[STATED TASK] Transcribe all of the records precisely as they are presented.

- - - - -

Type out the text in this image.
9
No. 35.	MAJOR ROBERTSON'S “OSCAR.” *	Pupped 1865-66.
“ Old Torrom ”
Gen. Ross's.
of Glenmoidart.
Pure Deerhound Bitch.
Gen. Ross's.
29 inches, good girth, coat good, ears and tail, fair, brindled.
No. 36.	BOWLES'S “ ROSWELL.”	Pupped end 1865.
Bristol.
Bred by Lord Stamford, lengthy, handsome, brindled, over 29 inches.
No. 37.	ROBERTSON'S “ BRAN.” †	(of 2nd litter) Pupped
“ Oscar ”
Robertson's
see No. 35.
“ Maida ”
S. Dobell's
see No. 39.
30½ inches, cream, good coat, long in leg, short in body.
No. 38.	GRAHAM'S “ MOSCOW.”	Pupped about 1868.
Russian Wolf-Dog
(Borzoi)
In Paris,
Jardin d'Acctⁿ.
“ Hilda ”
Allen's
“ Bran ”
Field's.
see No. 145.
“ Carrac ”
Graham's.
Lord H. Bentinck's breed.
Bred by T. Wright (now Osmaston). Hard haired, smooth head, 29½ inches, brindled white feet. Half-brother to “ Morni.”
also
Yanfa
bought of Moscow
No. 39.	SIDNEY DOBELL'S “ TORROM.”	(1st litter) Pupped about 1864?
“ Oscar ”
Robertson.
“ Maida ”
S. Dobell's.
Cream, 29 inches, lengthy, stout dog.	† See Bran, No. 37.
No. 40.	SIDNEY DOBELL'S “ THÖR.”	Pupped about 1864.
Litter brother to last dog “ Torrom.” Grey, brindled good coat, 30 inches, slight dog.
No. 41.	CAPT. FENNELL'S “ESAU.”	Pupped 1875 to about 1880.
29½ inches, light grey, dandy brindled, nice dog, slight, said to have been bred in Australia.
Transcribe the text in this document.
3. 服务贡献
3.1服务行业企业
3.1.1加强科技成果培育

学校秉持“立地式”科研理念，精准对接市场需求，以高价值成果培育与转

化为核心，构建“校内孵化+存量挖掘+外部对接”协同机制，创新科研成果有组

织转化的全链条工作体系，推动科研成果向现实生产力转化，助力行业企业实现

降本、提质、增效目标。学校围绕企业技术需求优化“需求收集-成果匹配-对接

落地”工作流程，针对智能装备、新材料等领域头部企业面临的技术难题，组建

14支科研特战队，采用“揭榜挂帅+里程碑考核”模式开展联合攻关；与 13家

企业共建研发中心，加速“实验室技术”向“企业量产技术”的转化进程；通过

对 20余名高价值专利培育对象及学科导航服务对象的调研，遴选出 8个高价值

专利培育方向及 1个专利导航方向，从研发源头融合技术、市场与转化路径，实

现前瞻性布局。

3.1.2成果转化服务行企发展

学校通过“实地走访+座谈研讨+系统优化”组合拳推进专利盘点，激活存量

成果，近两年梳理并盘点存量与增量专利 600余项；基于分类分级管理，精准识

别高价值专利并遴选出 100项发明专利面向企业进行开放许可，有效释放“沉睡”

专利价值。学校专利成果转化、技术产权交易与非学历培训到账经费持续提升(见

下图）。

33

- - - - -

[EXERCISE RESULT]
Type out the text in this image.
9
No. 35.	MAJOR ROBERTSON'S “OSCAR.” *	Pupped 1865-66.
“ Old Torrom ”
Gen. Ross's.
of Glenmoidart.
Pure Deerhound Bitch.
Gen. Ross's.
29 inches, good girth, coat good, ears and tail, fair, brindled.
No. 36.	BOWLES'S “ ROSWELL.”	Pupped end 1865.
Bristol.
Bred by Lord Stamford, lengthy, handsome, brindled, over 29 inches.
No. 37.	ROBERTSON'S “ BRAN.” †	(of 2nd litter) Pupped
“ Oscar ”
Robertson's
see No. 35.
“ Maida ”
S. Dobell's
see No. 39.
30½ inches, cream, good coat, long in leg, short in body.
No. 38.	GRAHAM'S “ MOSCOW.”	Pupped about 1868.
Russian Wolf-Dog
(Borzoi)
In Paris,
Jardin d'Acctⁿ.
“ Hilda ”
Allen's
“ Bran ”
Field's.
see No. 145.
“ Carrac ”
Graham's.
Lord H. Bentinck's breed.
Bred by T. Wright (now Osmaston). Hard haired, smooth head, 29½ inches, brindled white feet. Half-brother to “ Morni.”
also
Yanfa
bought of Moscow
No. 39.	SIDNEY DOBELL'S “ TORROM.”	(1st litter) Pupped about 1864?
“ Oscar ”
Robertson.
“ Maida ”
S. Dobell's.
Cream, 29 inches, lengthy, stout dog.	† See Bran, No. 37.
No. 40.	SIDNEY DOBELL'S “ THÖR.”	Pupped about 1864.
Litter brother to last dog “ Torrom.” Grey, brindled good coat, 30 inches, slight dog.
No. 41.	CAPT. FENNELL'S “ESAU.”	Pupped 1875 to about 1880.
29½ inches, light grey, dandy brindled, nice dog, slight, said to have been bred in Australia.
Transcribe the text in this document.
3. 服务贡献
3.1服务行业企业
3.1.1加强科技成果培育

学校秉持“立地式”科研理念，精准对接市场需求，以高价值成果培育与转

化为核心，构建“校内孵化+存量挖掘+外部对接”协同机制，创新科研成果有组

织转化的全链条工作体系，推动科研成果向现实生产力转化，助力行业企业实现

降本、提质、增效目标。学校围绕企业技术需求优化“需求收集-成果匹配-对接

落地”工作流程，针对智能装备、新材料等领域头部企业面临的技术难题，组建

14支科研特战队，采用“揭榜挂帅+里程碑考核”模式开展联合攻关；与 13家

企业共建研发中心，加速“实验室技术”向“企业量产技术”的转化进程；通过

对 20余名高价值专利培育对象及学科导航服务对象的调研，遴选出 8个高价值

专利培育方向及 1个专利导航方向，从研发源头融合技术、市场与转化路径，实

现前瞻性布局。

3.1.2成果转化服务行企发展

学校通过“实地走访+座谈研讨+系统优化”组合拳推进专利盘点，激活存量

成果，近两年梳理并盘点存量与增量专利 600余项；基于分类分级管理，精准识

别高价值专利并遴选出 100项发明专利面向企业进行开放许可，有效释放“沉睡”

专利价值。学校专利成果转化、技术产权交易与非学历培训到账经费持续提升(见

下图）。

33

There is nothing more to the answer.